**DESCRIPTION OF THE TASK**
Please reproduce verbatim the lines from the one with "- divider: [152, 768, 204, 770]" to the one with "- comment-meta: 昨天 17:22·", including both of those lines.
begin
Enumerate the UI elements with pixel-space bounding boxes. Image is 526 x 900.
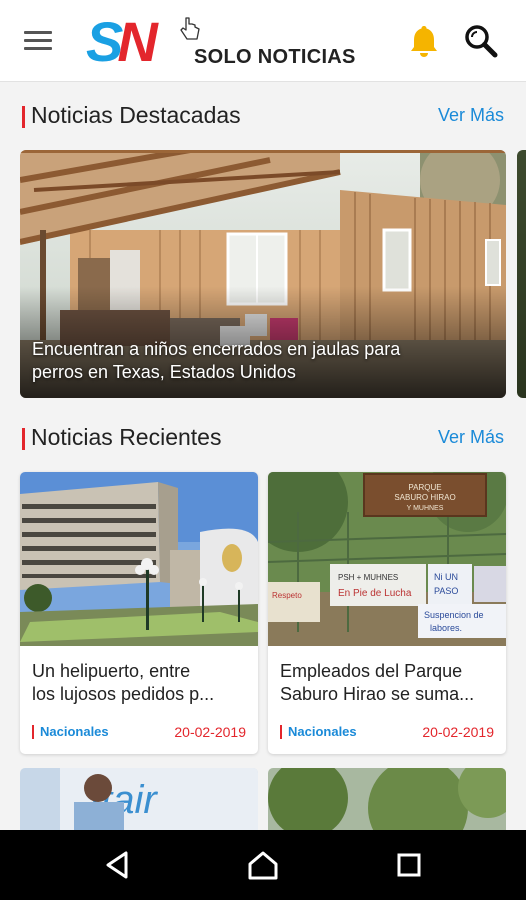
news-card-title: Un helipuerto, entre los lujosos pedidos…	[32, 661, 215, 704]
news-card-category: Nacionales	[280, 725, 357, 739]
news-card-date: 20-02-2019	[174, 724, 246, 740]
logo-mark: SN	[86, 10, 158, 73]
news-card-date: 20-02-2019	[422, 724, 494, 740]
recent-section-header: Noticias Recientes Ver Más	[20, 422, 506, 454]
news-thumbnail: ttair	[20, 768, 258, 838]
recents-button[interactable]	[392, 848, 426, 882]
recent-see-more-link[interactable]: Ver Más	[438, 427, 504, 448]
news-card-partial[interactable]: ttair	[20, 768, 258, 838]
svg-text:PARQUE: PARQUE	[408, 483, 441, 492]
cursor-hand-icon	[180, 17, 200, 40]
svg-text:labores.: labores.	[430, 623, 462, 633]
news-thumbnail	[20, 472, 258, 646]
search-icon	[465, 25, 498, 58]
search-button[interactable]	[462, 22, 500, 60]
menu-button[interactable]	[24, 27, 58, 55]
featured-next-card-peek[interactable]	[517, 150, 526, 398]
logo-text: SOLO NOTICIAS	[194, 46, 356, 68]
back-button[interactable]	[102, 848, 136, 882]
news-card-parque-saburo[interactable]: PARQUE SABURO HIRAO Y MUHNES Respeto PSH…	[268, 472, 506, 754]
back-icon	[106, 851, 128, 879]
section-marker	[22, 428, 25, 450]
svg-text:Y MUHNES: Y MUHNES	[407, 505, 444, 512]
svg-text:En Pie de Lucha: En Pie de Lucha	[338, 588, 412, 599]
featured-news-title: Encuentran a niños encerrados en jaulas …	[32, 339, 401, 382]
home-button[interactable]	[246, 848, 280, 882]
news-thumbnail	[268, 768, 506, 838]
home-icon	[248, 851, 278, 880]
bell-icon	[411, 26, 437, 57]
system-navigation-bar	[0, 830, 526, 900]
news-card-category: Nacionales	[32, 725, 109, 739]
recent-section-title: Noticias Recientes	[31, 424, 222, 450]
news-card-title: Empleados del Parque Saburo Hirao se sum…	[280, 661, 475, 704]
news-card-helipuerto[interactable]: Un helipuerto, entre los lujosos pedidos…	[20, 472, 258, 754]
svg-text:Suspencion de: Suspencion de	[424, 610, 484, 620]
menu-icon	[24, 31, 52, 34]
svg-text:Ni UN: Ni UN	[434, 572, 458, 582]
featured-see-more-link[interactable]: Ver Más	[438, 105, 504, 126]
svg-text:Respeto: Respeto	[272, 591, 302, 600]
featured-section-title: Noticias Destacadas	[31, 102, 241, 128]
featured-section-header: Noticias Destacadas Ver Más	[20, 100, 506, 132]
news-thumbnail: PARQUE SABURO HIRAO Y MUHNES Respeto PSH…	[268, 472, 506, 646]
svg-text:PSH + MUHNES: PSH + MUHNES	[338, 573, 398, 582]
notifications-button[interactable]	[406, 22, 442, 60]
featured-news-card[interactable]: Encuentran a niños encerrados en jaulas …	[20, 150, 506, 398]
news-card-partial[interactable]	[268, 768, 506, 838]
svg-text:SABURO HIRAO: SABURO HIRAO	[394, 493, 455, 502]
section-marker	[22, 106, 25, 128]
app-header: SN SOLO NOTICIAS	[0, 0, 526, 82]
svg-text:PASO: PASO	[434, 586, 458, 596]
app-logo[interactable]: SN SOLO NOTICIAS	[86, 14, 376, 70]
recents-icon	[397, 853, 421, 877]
end
begin
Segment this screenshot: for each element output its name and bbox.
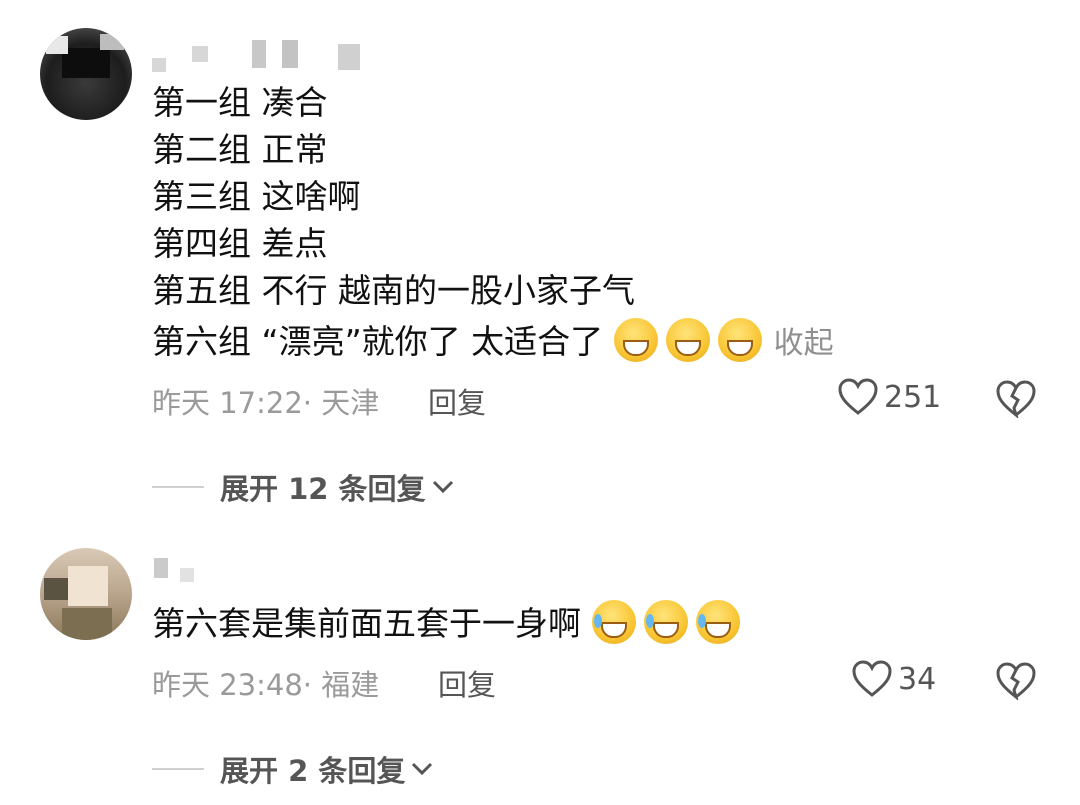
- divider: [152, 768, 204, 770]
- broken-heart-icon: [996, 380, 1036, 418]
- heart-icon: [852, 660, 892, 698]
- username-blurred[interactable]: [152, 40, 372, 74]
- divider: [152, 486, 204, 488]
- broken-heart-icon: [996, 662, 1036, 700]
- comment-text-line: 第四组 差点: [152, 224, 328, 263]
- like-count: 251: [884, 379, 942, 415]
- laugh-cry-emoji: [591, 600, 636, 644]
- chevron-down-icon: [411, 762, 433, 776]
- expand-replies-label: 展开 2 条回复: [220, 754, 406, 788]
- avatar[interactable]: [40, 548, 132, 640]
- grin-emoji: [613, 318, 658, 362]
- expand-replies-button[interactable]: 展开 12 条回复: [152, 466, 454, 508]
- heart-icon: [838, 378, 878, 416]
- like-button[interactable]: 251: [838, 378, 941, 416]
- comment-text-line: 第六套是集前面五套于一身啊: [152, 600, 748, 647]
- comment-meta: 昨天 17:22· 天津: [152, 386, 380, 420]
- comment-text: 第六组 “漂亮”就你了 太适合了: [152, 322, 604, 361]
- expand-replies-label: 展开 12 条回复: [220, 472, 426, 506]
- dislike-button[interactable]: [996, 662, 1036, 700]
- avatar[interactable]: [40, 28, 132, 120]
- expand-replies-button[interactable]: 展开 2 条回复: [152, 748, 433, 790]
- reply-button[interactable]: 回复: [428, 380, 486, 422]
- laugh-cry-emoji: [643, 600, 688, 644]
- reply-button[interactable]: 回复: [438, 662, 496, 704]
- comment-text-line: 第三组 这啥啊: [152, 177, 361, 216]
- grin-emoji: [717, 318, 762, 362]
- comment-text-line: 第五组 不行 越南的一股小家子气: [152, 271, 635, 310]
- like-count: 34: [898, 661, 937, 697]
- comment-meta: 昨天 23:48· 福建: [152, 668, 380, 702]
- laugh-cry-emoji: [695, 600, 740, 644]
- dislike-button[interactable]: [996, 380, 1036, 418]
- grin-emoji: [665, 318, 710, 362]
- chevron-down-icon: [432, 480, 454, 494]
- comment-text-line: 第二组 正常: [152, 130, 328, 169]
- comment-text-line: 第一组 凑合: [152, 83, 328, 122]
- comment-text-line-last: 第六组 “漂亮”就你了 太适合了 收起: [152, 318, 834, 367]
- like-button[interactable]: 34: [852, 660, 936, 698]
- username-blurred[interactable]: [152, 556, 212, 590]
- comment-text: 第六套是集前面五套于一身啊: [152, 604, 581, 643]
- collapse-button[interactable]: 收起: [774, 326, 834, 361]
end
begin
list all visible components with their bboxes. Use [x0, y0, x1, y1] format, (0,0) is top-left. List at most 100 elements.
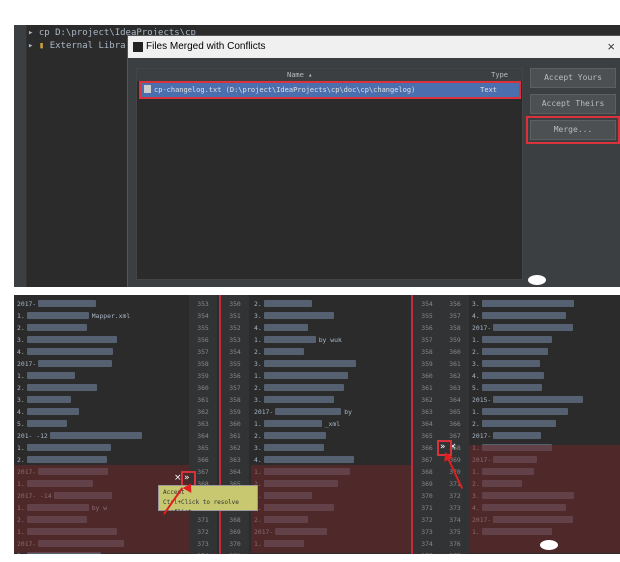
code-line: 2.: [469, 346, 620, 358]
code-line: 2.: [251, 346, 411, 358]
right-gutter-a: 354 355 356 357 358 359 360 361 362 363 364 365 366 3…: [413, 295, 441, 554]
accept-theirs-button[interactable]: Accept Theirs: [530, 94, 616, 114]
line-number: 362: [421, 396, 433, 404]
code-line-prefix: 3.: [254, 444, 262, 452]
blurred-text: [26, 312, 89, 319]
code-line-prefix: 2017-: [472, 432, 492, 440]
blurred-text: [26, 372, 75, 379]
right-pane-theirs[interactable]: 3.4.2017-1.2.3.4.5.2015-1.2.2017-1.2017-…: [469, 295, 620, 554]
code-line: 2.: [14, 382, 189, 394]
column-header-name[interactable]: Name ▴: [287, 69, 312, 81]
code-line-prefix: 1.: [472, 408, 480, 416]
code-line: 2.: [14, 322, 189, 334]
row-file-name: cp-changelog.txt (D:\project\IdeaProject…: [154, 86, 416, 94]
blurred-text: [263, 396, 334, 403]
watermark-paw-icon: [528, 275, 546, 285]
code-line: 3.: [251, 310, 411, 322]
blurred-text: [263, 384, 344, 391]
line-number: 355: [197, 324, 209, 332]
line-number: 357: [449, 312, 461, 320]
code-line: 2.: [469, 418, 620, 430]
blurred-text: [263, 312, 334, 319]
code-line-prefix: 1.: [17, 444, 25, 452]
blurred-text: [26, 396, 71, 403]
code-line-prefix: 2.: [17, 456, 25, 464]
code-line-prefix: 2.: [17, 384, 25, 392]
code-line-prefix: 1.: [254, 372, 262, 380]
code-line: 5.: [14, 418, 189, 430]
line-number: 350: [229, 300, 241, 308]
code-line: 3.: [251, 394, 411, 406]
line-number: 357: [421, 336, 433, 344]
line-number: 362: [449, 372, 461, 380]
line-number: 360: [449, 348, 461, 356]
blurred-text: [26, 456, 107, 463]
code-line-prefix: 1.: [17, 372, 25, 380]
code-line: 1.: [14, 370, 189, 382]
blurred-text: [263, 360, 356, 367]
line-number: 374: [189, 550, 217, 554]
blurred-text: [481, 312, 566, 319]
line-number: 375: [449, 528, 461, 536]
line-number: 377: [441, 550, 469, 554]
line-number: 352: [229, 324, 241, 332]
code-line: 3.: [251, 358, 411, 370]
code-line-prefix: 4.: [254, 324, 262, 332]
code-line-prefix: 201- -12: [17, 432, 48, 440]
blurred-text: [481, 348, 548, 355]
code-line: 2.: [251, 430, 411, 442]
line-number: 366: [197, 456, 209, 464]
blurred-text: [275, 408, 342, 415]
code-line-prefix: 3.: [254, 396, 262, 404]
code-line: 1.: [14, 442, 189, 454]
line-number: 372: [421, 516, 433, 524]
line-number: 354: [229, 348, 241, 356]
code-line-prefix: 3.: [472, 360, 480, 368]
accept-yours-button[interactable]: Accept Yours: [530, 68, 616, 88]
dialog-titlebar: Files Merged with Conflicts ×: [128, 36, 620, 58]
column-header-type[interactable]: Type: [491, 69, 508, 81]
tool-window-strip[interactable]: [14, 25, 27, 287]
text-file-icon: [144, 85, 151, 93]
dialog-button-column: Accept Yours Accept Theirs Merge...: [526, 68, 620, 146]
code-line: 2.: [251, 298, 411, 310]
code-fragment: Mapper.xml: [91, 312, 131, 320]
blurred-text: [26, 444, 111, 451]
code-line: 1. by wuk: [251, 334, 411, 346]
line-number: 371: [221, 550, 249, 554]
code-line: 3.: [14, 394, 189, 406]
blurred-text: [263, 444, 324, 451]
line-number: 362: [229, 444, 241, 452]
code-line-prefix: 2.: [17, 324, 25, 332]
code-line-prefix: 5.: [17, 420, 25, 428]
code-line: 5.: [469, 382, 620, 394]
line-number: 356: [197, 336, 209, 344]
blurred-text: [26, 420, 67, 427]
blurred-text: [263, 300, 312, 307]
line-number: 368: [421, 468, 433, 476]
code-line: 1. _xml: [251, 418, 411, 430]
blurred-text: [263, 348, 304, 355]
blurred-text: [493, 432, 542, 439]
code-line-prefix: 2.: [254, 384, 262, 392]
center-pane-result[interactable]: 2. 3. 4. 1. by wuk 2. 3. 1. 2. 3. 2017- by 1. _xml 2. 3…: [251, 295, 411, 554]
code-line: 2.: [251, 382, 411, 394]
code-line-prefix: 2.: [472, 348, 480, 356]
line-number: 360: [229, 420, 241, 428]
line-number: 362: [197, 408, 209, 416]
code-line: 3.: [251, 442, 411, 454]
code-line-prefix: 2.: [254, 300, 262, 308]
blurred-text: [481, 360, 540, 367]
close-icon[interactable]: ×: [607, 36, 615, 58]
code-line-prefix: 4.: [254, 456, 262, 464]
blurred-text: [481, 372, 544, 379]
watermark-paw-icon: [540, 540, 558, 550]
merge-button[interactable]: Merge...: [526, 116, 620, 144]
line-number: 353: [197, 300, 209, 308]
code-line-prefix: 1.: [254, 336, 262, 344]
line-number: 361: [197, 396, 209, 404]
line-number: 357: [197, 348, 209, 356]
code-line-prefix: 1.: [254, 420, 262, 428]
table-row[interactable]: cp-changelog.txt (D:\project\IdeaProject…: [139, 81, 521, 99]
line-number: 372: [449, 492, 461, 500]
end
**THE RESULT**
- divider: [152, 768, 204, 770]
- broken-heart-icon: [996, 380, 1036, 418]
- heart-icon: [852, 660, 892, 698]
- username-blurred[interactable]: [152, 40, 372, 74]
- divider: [152, 486, 204, 488]
- broken-heart-icon: [996, 662, 1036, 700]
- comment-text-line: 第四组 差点: [152, 224, 328, 263]
- like-count: 251: [884, 379, 942, 415]
- laugh-cry-emoji: [591, 600, 636, 644]
- chevron-down-icon: [411, 762, 433, 776]
- expand-replies-label: 展开 2 条回复: [220, 754, 406, 788]
- avatar[interactable]: [40, 548, 132, 640]
- grin-emoji: [613, 318, 658, 362]
- expand-replies-button[interactable]: 展开 12 条回复: [152, 466, 454, 508]
- heart-icon: [838, 378, 878, 416]
- like-button[interactable]: 251: [838, 378, 941, 416]
- comment-text-line: 第六套是集前面五套于一身啊: [152, 600, 748, 647]
- comment-meta: 昨天 17:22· 天津: [152, 386, 380, 420]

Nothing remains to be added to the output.